- Requirements
Could you write out the records below exactly as they appear, leaving out any pictures?

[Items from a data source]
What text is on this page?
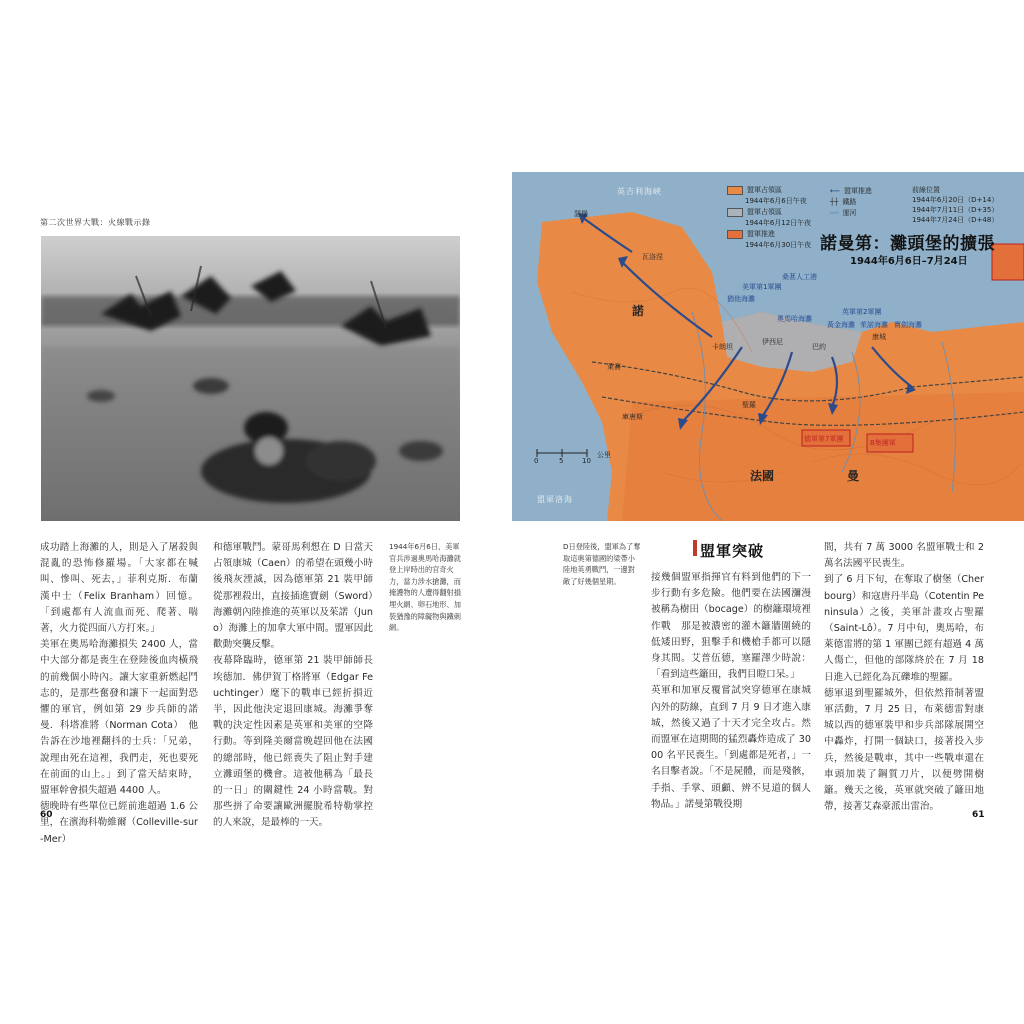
第二次世界大戰：火線戰示錄

成功踏上海灘的人，則是入了屠殺與混亂的恐怖修羅場。「大家都在喊叫、慘叫、死去，」菲利克斯．布蘭漢中士（Felix Branham）回憶。「到處都有人流血而死、爬著、喘著，火力從四面八方打來。」

美軍在奧馬哈海灘損失 2400 人，當中大部分都是喪生在登陸後血肉橫飛的前幾個小時內。讓大家重新燃起鬥志的，是那些奮發和讓下一起面對恐懼的軍官，例如第 29 步兵師的諾曼．科塔准將（Norman Cota）　他告訴在沙地裡翻抖的士兵：「兄弟，說理由死在這裡，我們走，死也要死在前面的山上。」到了當天結束時，盟軍幹會損失超過 4400 人。

德晚時有些單位已經前進超過 1.6 公里，在濱海科勒維爾（Colleville-sur-Mer）

和德軍戰鬥。蒙哥馬利想在 D 日當天占領康城（Caen）的希望在頭幾小時後飛灰湮滅，因為德軍第 21 裝甲師從那裡殺出，直接插進寶劍（Sword）海灘朝內陸推進的英軍以及茱諾（Juno）海灘上的加拿大軍中間。盟軍因此歡動突襲反擊。

夜幕降臨時，德軍第 21 裝甲師師長埃德加．佛伊賀丁格將軍（Edgar Feuchtinger）麾下的戰車已經折損近半，因此他決定退回康城。海灘爭奪戰的決定性因素是英軍和美軍的空降行動。等到隆美爾當晚趕回他在法國的總部時，他已經喪失了阻止對手建立灘頭堡的機會。這被他稱為「最長的一日」的關鍵性 24 小時當戰。對那些拼了命要讓歐洲擺脫希特勒掌控的人來說，是最棒的一天。

1944年6月6日，美軍官兵涉過奧馬哈海灘就登上岸時出的官奇火力，當力涉水搶灘，而掩護物的人遭得翻射損埋火網、卵石地形、加裝猶豫的障礙物與鐵刺網。
60
諾曼第：灘頭堡的擴張
1944年6月6日–7月24日
盟軍占領區
1944年6月6日午夜
盟軍占領區
1944年6月12日午夜
盟軍推進
1944年6月30日午夜
⟵ 盟軍推進
┼┼ 鐵路
══ 運河
前線位置
1944年6月20日（D+14）
1944年7月11日（D+35）
1944年7月24日（D+48）
英吉利海峽
盟軍洛海
法國	曼
諾
瑟堡
康城
聖羅
巴約
卡朗坦
瓦洛涅
庫唐斯
萊賽
伊西尼
美軍第1軍團
英軍第2軍團
德軍第7軍團	B集團軍
桑葚人工港
奧馬哈海灘
猶他海灘
黃金海灘 茱諾海灘 寶劍海灘
0	5	10
公里
D日登陸後，盟軍為了奪取這奧第德國的梁帶小陸地英勇戰鬥，一邊對敵了好幾個星期。
盟軍突破

接幾個盟軍指揮官有料到他們的下一步行動有多危險。他們要在法國瀰漫被稱為樹田（bocage）的樹籬環境裡作戰　那是被濃密的灌木籬牆圍繞的低矮田野，狙擊手和機槍手都可以隱身其間。艾普伍德，塞羅澤少時說：「看到這些籬田，我們目瞪口呆。」

英軍和加軍反覆嘗試突穿德軍在康城內外的防線，直到 7 月 9 日才進入康城，然後又過了十天才完全攻占。然而盟軍在這期間的猛烈轟炸造成了 3000 名平民喪生。「到處都是死者，」一名目擊者說。「不是屍體，而是殘骸，手指、手掌、頭顱、辨不見道的個人物品。」諾曼第戰役期

間，共有 7 萬 3000 名盟軍戰士和 2 萬名法國平民喪生。

到了 6 月下旬，在奪取了樹堡（Cherbourg）和寇唐丹半島（Cotentin Peninsula）之後，美軍計畫攻占聖羅（Saint-Lô）。7 月中旬，奧馬哈，布萊德雷將的第 1 軍團已經有超過 4 萬人傷亡，但他的部隊終於在 7 月 18 日進入已經化為瓦礫堆的聖羅。

德軍退到聖羅城外，但依然箝制著盟軍活動，7 月 25 日，布萊德雷對康城以西的德軍裝甲和步兵部隊展開空中轟炸，打開一個缺口，接著投入步兵，然後是戰車，其中一些戰車還在車頭加裝了鋼質刀片，以便劈開樹籬。幾天之後，英軍就突破了籬田地帶，接著艾森豪派出雷治。

61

- Answer to the exercise
What text is on this page?
第二次世界大戰：火線戰示錄

成功踏上海灘的人，則是入了屠殺與混亂的恐怖修羅場。「大家都在喊叫、慘叫、死去，」菲利克斯．布蘭漢中士（Felix Branham）回憶。「到處都有人流血而死、爬著、喘著，火力從四面八方打來。」

美軍在奧馬哈海灘損失 2400 人，當中大部分都是喪生在登陸後血肉橫飛的前幾個小時內。讓大家重新燃起鬥志的，是那些奮發和讓下一起面對恐懼的軍官，例如第 29 步兵師的諾曼．科塔准將（Norman Cota）　他告訴在沙地裡翻抖的士兵：「兄弟，說理由死在這裡，我們走，死也要死在前面的山上。」到了當天結束時，盟軍幹會損失超過 4400 人。

德晚時有些單位已經前進超過 1.6 公里，在濱海科勒維爾（Colleville-sur-Mer）

和德軍戰鬥。蒙哥馬利想在 D 日當天占領康城（Caen）的希望在頭幾小時後飛灰湮滅，因為德軍第 21 裝甲師從那裡殺出，直接插進寶劍（Sword）海灘朝內陸推進的英軍以及茱諾（Juno）海灘上的加拿大軍中間。盟軍因此歡動突襲反擊。

夜幕降臨時，德軍第 21 裝甲師師長埃德加．佛伊賀丁格將軍（Edgar Feuchtinger）麾下的戰車已經折損近半，因此他決定退回康城。海灘爭奪戰的決定性因素是英軍和美軍的空降行動。等到隆美爾當晚趕回他在法國的總部時，他已經喪失了阻止對手建立灘頭堡的機會。這被他稱為「最長的一日」的關鍵性 24 小時當戰。對那些拼了命要讓歐洲擺脫希特勒掌控的人來說，是最棒的一天。

1944年6月6日，美軍官兵涉過奧馬哈海灘就登上岸時出的官奇火力，當力涉水搶灘，而掩護物的人遭得翻射損埋火網、卵石地形、加裝猶豫的障礙物與鐵刺網。
60
諾曼第：灘頭堡的擴張
1944年6月6日–7月24日
盟軍占領區
1944年6月6日午夜
盟軍占領區
1944年6月12日午夜
盟軍推進
1944年6月30日午夜
⟵ 盟軍推進
┼┼ 鐵路
══ 運河
前線位置
1944年6月20日（D+14）
1944年7月11日（D+35）
1944年7月24日（D+48）
英吉利海峽
盟軍洛海
法國	曼
諾
瑟堡
康城
聖羅
巴約
卡朗坦
瓦洛涅
庫唐斯
萊賽
伊西尼
美軍第1軍團
英軍第2軍團
德軍第7軍團	B集團軍
桑葚人工港
奧馬哈海灘
猶他海灘
黃金海灘 茱諾海灘 寶劍海灘
0	5	10
公里
D日登陸後，盟軍為了奪取這奧第德國的梁帶小陸地英勇戰鬥，一邊對敵了好幾個星期。
盟軍突破

接幾個盟軍指揮官有料到他們的下一步行動有多危險。他們要在法國瀰漫被稱為樹田（bocage）的樹籬環境裡作戰　那是被濃密的灌木籬牆圍繞的低矮田野，狙擊手和機槍手都可以隱身其間。艾普伍德，塞羅澤少時說：「看到這些籬田，我們目瞪口呆。」

英軍和加軍反覆嘗試突穿德軍在康城內外的防線，直到 7 月 9 日才進入康城，然後又過了十天才完全攻占。然而盟軍在這期間的猛烈轟炸造成了 3000 名平民喪生。「到處都是死者，」一名目擊者說。「不是屍體，而是殘骸，手指、手掌、頭顱、辨不見道的個人物品。」諾曼第戰役期

間，共有 7 萬 3000 名盟軍戰士和 2 萬名法國平民喪生。

到了 6 月下旬，在奪取了樹堡（Cherbourg）和寇唐丹半島（Cotentin Peninsula）之後，美軍計畫攻占聖羅（Saint-Lô）。7 月中旬，奧馬哈，布萊德雷將的第 1 軍團已經有超過 4 萬人傷亡，但他的部隊終於在 7 月 18 日進入已經化為瓦礫堆的聖羅。

德軍退到聖羅城外，但依然箝制著盟軍活動，7 月 25 日，布萊德雷對康城以西的德軍裝甲和步兵部隊展開空中轟炸，打開一個缺口，接著投入步兵，然後是戰車，其中一些戰車還在車頭加裝了鋼質刀片，以便劈開樹籬。幾天之後，英軍就突破了籬田地帶，接著艾森豪派出雷治。

61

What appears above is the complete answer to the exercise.